- EXERCISE -
Restate the records below word for word.
· · ·
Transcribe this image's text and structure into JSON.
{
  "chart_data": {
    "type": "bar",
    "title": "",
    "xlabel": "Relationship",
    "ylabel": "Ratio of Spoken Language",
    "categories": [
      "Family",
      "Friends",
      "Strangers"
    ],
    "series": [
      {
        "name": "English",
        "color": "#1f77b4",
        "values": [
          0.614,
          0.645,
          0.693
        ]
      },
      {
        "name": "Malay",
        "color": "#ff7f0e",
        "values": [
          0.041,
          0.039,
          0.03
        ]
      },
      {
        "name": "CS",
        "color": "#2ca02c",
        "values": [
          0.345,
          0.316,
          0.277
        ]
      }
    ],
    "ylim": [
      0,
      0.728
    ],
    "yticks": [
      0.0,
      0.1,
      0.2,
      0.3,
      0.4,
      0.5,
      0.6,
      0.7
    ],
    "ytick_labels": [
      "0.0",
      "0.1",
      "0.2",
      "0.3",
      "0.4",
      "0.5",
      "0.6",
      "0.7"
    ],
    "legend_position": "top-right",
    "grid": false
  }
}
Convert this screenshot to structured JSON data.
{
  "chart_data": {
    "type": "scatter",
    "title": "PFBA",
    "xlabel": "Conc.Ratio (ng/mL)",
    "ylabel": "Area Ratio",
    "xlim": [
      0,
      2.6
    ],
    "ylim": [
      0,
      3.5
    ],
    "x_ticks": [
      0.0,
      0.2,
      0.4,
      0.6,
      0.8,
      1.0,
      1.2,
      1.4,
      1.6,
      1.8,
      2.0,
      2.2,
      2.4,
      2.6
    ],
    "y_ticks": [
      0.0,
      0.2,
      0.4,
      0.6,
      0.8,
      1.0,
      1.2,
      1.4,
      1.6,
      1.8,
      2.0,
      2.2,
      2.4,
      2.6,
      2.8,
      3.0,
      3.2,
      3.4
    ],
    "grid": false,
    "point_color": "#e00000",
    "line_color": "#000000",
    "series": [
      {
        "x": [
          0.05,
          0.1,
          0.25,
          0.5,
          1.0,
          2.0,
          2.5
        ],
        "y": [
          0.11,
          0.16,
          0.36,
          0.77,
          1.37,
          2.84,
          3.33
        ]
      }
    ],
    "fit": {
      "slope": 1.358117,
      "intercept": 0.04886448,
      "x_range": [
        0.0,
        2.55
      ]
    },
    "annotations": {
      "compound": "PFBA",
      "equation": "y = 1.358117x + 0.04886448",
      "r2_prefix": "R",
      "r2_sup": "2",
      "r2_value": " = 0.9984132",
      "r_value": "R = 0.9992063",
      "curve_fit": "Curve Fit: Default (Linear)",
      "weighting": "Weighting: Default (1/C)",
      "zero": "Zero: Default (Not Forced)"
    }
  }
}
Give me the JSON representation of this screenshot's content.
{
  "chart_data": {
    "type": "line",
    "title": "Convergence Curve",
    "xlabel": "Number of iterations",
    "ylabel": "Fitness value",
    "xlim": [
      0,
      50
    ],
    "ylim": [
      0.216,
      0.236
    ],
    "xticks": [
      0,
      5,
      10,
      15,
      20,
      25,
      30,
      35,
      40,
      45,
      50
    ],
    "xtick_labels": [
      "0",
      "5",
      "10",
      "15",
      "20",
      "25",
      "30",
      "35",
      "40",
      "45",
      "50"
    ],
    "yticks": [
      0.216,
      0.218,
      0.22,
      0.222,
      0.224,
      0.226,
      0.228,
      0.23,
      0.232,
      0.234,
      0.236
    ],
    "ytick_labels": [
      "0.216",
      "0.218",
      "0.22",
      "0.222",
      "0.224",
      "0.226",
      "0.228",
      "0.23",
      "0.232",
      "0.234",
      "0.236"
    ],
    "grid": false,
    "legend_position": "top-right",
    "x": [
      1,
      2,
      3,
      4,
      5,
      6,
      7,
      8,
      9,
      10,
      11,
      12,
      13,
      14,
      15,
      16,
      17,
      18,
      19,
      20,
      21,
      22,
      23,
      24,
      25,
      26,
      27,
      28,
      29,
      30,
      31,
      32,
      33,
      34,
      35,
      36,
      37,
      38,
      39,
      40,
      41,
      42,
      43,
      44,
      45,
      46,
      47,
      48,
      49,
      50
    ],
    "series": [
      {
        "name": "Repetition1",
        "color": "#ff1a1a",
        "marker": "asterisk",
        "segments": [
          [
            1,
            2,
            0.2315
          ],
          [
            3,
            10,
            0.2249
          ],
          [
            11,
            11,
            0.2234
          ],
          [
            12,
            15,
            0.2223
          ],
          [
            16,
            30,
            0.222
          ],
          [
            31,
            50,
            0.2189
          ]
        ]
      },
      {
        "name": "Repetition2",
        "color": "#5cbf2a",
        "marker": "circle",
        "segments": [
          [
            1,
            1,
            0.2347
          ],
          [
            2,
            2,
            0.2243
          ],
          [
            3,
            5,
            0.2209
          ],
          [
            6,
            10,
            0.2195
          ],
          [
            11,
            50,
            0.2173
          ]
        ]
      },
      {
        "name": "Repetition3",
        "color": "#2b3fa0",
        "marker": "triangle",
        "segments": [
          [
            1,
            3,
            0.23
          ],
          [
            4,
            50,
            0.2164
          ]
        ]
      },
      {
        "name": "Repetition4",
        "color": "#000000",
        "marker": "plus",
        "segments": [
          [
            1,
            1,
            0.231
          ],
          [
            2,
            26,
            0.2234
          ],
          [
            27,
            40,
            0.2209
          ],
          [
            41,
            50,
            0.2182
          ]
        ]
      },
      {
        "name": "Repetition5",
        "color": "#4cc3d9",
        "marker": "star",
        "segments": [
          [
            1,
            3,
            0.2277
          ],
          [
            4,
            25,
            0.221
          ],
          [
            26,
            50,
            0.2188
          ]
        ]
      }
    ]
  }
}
· · ·
- ANSWER TO THE EXERCISE -
Transcribe this image's text and structure into JSON.
{
  "chart_data": {
    "type": "bar",
    "title": "",
    "xlabel": "Relationship",
    "ylabel": "Ratio of Spoken Language",
    "categories": [
      "Family",
      "Friends",
      "Strangers"
    ],
    "series": [
      {
        "name": "English",
        "color": "#1f77b4",
        "values": [
          0.614,
          0.645,
          0.693
        ]
      },
      {
        "name": "Malay",
        "color": "#ff7f0e",
        "values": [
          0.041,
          0.039,
          0.03
        ]
      },
      {
        "name": "CS",
        "color": "#2ca02c",
        "values": [
          0.345,
          0.316,
          0.277
        ]
      }
    ],
    "ylim": [
      0,
      0.728
    ],
    "yticks": [
      0.0,
      0.1,
      0.2,
      0.3,
      0.4,
      0.5,
      0.6,
      0.7
    ],
    "ytick_labels": [
      "0.0",
      "0.1",
      "0.2",
      "0.3",
      "0.4",
      "0.5",
      "0.6",
      "0.7"
    ],
    "legend_position": "top-right",
    "grid": false
  }
}
Convert this screenshot to structured JSON data.
{
  "chart_data": {
    "type": "scatter",
    "title": "PFBA",
    "xlabel": "Conc.Ratio (ng/mL)",
    "ylabel": "Area Ratio",
    "xlim": [
      0,
      2.6
    ],
    "ylim": [
      0,
      3.5
    ],
    "x_ticks": [
      0.0,
      0.2,
      0.4,
      0.6,
      0.8,
      1.0,
      1.2,
      1.4,
      1.6,
      1.8,
      2.0,
      2.2,
      2.4,
      2.6
    ],
    "y_ticks": [
      0.0,
      0.2,
      0.4,
      0.6,
      0.8,
      1.0,
      1.2,
      1.4,
      1.6,
      1.8,
      2.0,
      2.2,
      2.4,
      2.6,
      2.8,
      3.0,
      3.2,
      3.4
    ],
    "grid": false,
    "point_color": "#e00000",
    "line_color": "#000000",
    "series": [
      {
        "x": [
          0.05,
          0.1,
          0.25,
          0.5,
          1.0,
          2.0,
          2.5
        ],
        "y": [
          0.11,
          0.16,
          0.36,
          0.77,
          1.37,
          2.84,
          3.33
        ]
      }
    ],
    "fit": {
      "slope": 1.358117,
      "intercept": 0.04886448,
      "x_range": [
        0.0,
        2.55
      ]
    },
    "annotations": {
      "compound": "PFBA",
      "equation": "y = 1.358117x + 0.04886448",
      "r2_prefix": "R",
      "r2_sup": "2",
      "r2_value": " = 0.9984132",
      "r_value": "R = 0.9992063",
      "curve_fit": "Curve Fit: Default (Linear)",
      "weighting": "Weighting: Default (1/C)",
      "zero": "Zero: Default (Not Forced)"
    }
  }
}
Give me the JSON representation of this screenshot's content.
{
  "chart_data": {
    "type": "line",
    "title": "Convergence Curve",
    "xlabel": "Number of iterations",
    "ylabel": "Fitness value",
    "xlim": [
      0,
      50
    ],
    "ylim": [
      0.216,
      0.236
    ],
    "xticks": [
      0,
      5,
      10,
      15,
      20,
      25,
      30,
      35,
      40,
      45,
      50
    ],
    "xtick_labels": [
      "0",
      "5",
      "10",
      "15",
      "20",
      "25",
      "30",
      "35",
      "40",
      "45",
      "50"
    ],
    "yticks": [
      0.216,
      0.218,
      0.22,
      0.222,
      0.224,
      0.226,
      0.228,
      0.23,
      0.232,
      0.234,
      0.236
    ],
    "ytick_labels": [
      "0.216",
      "0.218",
      "0.22",
      "0.222",
      "0.224",
      "0.226",
      "0.228",
      "0.23",
      "0.232",
      "0.234",
      "0.236"
    ],
    "grid": false,
    "legend_position": "top-right",
    "x": [
      1,
      2,
      3,
      4,
      5,
      6,
      7,
      8,
      9,
      10,
      11,
      12,
      13,
      14,
      15,
      16,
      17,
      18,
      19,
      20,
      21,
      22,
      23,
      24,
      25,
      26,
      27,
      28,
      29,
      30,
      31,
      32,
      33,
      34,
      35,
      36,
      37,
      38,
      39,
      40,
      41,
      42,
      43,
      44,
      45,
      46,
      47,
      48,
      49,
      50
    ],
    "series": [
      {
        "name": "Repetition1",
        "color": "#ff1a1a",
        "marker": "asterisk",
        "segments": [
          [
            1,
            2,
            0.2315
          ],
          [
            3,
            10,
            0.2249
          ],
          [
            11,
            11,
            0.2234
          ],
          [
            12,
            15,
            0.2223
          ],
          [
            16,
            30,
            0.222
          ],
          [
            31,
            50,
            0.2189
          ]
        ]
      },
      {
        "name": "Repetition2",
        "color": "#5cbf2a",
        "marker": "circle",
        "segments": [
          [
            1,
            1,
            0.2347
          ],
          [
            2,
            2,
            0.2243
          ],
          [
            3,
            5,
            0.2209
          ],
          [
            6,
            10,
            0.2195
          ],
          [
            11,
            50,
            0.2173
          ]
        ]
      },
      {
        "name": "Repetition3",
        "color": "#2b3fa0",
        "marker": "triangle",
        "segments": [
          [
            1,
            3,
            0.23
          ],
          [
            4,
            50,
            0.2164
          ]
        ]
      },
      {
        "name": "Repetition4",
        "color": "#000000",
        "marker": "plus",
        "segments": [
          [
            1,
            1,
            0.231
          ],
          [
            2,
            26,
            0.2234
          ],
          [
            27,
            40,
            0.2209
          ],
          [
            41,
            50,
            0.2182
          ]
        ]
      },
      {
        "name": "Repetition5",
        "color": "#4cc3d9",
        "marker": "star",
        "segments": [
          [
            1,
            3,
            0.2277
          ],
          [
            4,
            25,
            0.221
          ],
          [
            26,
            50,
            0.2188
          ]
        ]
      }
    ]
  }
}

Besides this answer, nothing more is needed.